Figure data in JSON
========================================

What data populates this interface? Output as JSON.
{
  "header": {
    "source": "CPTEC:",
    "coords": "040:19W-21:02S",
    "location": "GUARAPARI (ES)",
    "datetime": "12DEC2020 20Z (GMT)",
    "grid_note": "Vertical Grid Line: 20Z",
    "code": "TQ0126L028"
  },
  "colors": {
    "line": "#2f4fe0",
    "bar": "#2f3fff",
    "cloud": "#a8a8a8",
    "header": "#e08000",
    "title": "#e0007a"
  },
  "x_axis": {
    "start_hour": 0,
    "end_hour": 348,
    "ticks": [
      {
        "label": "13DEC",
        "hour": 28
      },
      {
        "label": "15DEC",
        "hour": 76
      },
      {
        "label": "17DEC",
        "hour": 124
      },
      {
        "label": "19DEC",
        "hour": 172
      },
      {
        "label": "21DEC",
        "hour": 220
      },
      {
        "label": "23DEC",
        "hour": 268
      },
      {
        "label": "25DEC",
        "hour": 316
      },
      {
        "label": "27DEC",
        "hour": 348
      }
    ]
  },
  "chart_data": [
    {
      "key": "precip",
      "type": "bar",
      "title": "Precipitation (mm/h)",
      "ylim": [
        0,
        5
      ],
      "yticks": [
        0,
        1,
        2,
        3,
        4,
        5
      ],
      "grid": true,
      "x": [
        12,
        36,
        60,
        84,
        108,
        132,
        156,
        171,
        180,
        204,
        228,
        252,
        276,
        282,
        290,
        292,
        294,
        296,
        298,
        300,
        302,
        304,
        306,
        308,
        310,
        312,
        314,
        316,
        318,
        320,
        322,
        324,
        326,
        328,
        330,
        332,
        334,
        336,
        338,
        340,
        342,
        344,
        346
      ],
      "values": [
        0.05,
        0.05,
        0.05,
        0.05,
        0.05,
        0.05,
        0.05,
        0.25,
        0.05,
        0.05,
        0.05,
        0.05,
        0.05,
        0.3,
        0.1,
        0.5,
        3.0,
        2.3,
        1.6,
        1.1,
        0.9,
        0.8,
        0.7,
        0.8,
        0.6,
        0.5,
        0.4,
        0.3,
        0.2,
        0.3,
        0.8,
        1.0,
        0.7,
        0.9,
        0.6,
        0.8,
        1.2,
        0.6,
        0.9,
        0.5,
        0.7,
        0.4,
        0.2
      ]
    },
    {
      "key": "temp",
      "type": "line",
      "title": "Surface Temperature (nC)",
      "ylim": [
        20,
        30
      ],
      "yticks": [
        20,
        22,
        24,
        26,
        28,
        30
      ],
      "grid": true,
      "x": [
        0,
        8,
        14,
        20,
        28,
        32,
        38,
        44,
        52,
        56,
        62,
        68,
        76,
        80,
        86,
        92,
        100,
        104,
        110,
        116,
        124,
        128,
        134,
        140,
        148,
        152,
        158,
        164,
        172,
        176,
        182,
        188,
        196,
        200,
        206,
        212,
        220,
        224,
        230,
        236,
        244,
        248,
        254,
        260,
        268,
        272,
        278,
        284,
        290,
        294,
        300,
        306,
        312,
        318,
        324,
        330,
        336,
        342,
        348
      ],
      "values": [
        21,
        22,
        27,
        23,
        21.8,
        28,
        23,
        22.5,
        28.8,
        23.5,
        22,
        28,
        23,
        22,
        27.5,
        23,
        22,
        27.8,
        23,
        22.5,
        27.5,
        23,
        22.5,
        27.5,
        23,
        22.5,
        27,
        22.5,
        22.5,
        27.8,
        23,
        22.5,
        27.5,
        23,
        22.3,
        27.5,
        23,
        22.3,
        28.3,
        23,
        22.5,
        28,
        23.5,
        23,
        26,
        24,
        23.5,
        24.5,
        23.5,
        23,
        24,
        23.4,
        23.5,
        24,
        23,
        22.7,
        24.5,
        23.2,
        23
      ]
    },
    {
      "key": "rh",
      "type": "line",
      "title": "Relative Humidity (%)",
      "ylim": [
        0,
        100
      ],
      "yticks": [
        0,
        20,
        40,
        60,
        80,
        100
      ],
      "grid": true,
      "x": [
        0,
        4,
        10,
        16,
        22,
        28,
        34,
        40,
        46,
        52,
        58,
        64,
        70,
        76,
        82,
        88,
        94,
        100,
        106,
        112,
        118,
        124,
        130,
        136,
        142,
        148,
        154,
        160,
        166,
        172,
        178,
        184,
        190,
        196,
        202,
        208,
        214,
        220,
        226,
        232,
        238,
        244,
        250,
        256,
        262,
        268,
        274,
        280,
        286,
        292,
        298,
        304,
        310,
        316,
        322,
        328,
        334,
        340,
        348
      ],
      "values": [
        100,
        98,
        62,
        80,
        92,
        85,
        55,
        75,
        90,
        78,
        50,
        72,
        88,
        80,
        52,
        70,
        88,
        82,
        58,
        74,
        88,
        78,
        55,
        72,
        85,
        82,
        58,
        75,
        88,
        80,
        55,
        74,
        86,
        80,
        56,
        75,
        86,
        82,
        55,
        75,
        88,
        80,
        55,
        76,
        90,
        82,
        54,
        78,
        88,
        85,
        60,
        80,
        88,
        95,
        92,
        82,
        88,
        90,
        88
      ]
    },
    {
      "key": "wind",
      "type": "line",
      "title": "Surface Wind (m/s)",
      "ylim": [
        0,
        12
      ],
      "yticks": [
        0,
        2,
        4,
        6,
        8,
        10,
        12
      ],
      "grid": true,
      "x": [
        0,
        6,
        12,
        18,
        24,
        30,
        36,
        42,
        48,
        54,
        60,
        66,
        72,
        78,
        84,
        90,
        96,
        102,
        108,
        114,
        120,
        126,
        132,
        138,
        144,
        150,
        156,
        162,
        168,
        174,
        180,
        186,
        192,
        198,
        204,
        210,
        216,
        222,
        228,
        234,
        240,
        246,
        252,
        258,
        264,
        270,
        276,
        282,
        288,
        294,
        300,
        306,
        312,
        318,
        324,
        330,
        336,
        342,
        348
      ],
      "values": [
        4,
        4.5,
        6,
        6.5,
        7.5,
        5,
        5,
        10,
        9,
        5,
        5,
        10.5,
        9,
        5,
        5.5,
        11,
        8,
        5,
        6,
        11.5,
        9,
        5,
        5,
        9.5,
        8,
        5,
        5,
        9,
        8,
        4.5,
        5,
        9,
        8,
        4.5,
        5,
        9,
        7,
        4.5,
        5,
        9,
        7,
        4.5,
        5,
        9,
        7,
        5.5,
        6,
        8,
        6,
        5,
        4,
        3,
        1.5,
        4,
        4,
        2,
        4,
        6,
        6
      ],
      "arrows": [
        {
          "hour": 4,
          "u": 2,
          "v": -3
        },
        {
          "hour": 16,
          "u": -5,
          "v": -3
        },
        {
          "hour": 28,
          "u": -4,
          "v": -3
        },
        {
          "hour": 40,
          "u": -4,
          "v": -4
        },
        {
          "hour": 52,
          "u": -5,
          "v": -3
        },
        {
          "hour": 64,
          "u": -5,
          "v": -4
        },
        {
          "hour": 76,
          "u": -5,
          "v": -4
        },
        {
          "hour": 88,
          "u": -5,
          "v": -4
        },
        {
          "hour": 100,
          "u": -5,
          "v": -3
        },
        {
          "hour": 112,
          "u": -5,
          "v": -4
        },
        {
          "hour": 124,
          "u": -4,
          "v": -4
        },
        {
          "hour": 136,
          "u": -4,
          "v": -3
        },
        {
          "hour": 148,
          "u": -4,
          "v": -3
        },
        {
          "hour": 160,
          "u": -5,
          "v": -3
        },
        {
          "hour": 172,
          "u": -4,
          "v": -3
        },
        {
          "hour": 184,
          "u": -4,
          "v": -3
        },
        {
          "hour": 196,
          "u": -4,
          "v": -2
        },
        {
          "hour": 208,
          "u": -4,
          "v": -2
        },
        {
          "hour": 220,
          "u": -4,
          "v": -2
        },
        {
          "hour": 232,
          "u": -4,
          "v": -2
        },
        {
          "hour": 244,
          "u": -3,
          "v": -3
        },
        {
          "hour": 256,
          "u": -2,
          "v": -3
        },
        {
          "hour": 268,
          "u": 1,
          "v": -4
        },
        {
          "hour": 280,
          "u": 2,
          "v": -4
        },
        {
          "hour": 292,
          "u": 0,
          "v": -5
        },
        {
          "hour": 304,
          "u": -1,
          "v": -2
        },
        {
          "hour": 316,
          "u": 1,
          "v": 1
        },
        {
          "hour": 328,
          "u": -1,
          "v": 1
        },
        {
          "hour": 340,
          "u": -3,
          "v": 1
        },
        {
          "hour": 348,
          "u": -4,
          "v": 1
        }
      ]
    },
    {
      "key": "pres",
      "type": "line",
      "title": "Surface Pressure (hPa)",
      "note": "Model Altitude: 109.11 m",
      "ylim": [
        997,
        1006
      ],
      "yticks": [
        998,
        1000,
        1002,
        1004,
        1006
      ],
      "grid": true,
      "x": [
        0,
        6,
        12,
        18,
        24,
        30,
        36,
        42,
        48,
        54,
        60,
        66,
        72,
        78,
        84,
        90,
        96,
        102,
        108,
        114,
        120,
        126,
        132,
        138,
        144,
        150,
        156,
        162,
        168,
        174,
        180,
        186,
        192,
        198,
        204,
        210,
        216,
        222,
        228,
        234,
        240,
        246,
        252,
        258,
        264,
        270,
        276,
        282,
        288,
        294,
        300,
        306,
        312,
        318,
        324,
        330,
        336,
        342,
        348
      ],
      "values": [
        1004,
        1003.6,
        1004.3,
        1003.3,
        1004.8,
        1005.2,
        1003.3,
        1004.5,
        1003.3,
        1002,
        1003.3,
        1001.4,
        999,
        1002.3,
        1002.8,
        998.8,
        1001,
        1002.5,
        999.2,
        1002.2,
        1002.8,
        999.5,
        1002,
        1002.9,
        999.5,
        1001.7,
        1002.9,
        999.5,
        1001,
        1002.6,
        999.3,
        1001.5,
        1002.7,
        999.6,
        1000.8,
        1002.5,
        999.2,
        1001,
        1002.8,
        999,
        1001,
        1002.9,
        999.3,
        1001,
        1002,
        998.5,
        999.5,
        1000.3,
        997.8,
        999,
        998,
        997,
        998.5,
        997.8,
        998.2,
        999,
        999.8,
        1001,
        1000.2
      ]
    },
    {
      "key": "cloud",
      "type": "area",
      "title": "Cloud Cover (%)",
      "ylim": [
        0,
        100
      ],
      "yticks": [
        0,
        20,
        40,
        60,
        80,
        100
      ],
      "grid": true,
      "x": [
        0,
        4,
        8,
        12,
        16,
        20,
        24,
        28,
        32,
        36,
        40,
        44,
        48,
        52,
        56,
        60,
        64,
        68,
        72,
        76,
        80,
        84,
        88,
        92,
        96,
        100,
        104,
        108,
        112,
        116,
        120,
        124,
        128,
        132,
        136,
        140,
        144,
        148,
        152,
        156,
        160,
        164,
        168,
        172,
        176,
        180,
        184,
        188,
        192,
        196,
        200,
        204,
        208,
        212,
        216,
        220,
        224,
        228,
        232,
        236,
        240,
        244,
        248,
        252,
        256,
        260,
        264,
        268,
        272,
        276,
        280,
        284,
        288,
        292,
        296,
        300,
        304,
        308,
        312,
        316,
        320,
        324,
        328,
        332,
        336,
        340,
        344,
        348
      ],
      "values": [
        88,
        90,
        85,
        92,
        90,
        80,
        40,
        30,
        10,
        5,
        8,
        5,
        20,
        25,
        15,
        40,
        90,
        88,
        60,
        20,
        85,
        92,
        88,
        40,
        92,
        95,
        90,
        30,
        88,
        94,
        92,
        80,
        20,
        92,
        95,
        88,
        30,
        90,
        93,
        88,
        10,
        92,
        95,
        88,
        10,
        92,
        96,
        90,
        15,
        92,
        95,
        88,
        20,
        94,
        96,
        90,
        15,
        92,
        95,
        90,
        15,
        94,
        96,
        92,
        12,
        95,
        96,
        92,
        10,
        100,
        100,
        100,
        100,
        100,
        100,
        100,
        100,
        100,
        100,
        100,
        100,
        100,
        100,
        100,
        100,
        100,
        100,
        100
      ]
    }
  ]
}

========================================

> _TASK TO COMPLETE_
Examine the entries and report how many of their lines contain the string "title", giving no more than the number.

> _RESULT OF THIS EXERCISE_
7